__Saved entries__.
»»

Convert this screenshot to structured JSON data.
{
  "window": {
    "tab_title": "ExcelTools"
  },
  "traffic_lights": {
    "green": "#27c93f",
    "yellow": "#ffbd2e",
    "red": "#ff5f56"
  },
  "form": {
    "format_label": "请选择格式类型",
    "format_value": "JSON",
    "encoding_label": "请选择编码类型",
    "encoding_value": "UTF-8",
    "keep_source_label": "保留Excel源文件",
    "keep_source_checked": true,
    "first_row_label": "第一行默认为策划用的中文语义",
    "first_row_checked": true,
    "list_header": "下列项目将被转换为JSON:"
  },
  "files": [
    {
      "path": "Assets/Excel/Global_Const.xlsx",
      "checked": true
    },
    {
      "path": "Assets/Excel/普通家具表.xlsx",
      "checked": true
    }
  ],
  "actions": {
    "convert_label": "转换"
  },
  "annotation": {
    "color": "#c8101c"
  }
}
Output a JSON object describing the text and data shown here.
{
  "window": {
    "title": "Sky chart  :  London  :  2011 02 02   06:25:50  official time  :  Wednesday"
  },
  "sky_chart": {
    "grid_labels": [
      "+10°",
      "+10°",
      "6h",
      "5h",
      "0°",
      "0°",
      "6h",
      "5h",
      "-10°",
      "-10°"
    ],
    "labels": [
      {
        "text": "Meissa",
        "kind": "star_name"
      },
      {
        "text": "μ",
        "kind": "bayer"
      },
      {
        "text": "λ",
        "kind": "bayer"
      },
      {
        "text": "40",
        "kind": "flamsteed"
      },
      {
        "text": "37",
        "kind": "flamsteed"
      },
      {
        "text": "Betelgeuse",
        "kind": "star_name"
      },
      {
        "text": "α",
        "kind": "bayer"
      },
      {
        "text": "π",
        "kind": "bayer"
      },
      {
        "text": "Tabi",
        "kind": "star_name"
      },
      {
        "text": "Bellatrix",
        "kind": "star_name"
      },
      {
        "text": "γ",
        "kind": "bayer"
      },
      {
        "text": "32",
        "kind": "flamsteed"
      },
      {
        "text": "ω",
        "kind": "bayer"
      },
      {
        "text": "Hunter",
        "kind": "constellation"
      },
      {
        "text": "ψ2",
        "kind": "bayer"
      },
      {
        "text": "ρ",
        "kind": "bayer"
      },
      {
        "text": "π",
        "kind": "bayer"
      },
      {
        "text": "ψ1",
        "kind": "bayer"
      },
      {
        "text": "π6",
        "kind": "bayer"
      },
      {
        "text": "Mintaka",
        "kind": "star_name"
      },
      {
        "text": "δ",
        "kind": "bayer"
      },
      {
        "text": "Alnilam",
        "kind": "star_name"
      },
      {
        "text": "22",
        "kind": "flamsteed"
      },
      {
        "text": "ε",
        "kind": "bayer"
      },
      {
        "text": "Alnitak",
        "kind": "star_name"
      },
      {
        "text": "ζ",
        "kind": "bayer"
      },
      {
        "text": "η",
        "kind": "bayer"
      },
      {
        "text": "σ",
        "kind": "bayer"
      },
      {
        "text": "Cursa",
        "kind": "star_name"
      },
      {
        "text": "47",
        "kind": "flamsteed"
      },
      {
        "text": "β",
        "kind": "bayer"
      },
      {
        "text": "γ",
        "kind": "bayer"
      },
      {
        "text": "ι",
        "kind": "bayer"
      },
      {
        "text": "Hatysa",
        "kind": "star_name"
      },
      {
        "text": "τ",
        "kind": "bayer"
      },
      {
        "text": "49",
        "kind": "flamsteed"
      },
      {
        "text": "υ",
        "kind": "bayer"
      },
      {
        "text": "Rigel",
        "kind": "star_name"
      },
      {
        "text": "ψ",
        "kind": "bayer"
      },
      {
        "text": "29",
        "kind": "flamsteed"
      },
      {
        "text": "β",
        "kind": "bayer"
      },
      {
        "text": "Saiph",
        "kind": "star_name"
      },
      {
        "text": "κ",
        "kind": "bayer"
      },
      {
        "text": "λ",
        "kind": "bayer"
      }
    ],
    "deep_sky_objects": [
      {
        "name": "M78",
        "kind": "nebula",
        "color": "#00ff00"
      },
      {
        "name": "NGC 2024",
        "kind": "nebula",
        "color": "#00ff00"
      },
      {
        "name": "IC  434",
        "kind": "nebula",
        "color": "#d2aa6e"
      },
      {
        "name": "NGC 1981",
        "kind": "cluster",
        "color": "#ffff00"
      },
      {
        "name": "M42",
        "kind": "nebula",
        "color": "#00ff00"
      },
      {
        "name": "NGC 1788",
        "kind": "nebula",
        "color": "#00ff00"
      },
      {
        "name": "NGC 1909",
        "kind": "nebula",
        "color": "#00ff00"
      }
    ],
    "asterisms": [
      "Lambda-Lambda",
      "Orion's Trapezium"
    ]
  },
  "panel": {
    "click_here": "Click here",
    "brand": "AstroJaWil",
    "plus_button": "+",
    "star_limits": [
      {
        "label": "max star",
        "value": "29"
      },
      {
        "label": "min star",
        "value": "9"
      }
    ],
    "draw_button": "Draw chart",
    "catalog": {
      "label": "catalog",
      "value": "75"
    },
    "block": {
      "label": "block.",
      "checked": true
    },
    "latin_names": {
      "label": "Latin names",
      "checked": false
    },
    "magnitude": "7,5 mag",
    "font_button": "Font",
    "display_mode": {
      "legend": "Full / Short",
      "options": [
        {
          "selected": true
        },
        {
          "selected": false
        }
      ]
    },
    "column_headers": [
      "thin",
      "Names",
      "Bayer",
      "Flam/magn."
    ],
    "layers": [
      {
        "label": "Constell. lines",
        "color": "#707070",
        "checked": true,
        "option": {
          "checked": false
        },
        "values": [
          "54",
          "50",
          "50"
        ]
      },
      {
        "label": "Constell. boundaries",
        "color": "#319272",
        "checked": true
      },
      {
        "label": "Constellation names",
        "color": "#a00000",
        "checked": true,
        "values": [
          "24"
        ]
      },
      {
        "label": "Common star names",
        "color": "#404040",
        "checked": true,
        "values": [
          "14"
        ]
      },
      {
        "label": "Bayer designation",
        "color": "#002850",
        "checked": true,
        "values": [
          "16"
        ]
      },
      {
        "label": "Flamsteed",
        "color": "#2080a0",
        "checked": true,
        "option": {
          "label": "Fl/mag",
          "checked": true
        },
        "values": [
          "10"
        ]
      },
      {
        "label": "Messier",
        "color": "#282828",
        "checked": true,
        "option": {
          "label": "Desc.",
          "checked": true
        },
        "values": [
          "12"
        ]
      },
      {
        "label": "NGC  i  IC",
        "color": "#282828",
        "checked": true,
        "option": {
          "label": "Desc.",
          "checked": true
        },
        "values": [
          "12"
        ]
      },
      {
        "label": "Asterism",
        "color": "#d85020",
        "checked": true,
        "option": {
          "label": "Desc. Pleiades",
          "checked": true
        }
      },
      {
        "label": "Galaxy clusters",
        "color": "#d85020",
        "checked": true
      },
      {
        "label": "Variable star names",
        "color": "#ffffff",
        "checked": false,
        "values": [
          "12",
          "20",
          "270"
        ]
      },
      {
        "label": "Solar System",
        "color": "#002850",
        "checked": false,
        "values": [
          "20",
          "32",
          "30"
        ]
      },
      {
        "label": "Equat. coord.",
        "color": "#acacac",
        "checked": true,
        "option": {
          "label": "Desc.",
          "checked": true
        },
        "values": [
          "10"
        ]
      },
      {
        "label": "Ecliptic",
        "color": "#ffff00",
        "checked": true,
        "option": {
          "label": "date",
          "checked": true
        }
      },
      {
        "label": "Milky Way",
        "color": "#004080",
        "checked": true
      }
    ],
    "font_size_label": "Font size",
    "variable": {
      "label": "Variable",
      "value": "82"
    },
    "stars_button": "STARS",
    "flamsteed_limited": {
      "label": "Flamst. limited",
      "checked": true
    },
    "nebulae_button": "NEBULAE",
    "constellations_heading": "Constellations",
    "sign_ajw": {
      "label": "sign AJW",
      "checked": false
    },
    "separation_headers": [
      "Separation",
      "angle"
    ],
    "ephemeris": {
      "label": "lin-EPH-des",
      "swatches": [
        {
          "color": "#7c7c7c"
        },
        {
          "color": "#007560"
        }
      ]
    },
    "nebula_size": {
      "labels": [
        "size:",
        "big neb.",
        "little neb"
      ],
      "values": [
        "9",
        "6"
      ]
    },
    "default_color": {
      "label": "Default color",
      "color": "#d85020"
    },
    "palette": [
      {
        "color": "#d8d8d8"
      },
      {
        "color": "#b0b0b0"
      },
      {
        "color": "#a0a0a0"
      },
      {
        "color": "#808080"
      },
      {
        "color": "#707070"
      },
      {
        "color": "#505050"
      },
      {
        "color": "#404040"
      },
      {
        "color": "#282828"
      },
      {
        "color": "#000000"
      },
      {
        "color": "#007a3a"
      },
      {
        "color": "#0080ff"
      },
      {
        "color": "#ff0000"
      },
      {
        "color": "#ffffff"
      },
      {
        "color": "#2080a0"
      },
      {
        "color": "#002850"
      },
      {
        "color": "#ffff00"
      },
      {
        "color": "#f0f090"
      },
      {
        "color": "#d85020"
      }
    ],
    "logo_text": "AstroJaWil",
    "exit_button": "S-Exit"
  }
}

««

__Your instructions__.
Say how many lines in this material hold "path", and say nothing else.

__Full response__.
2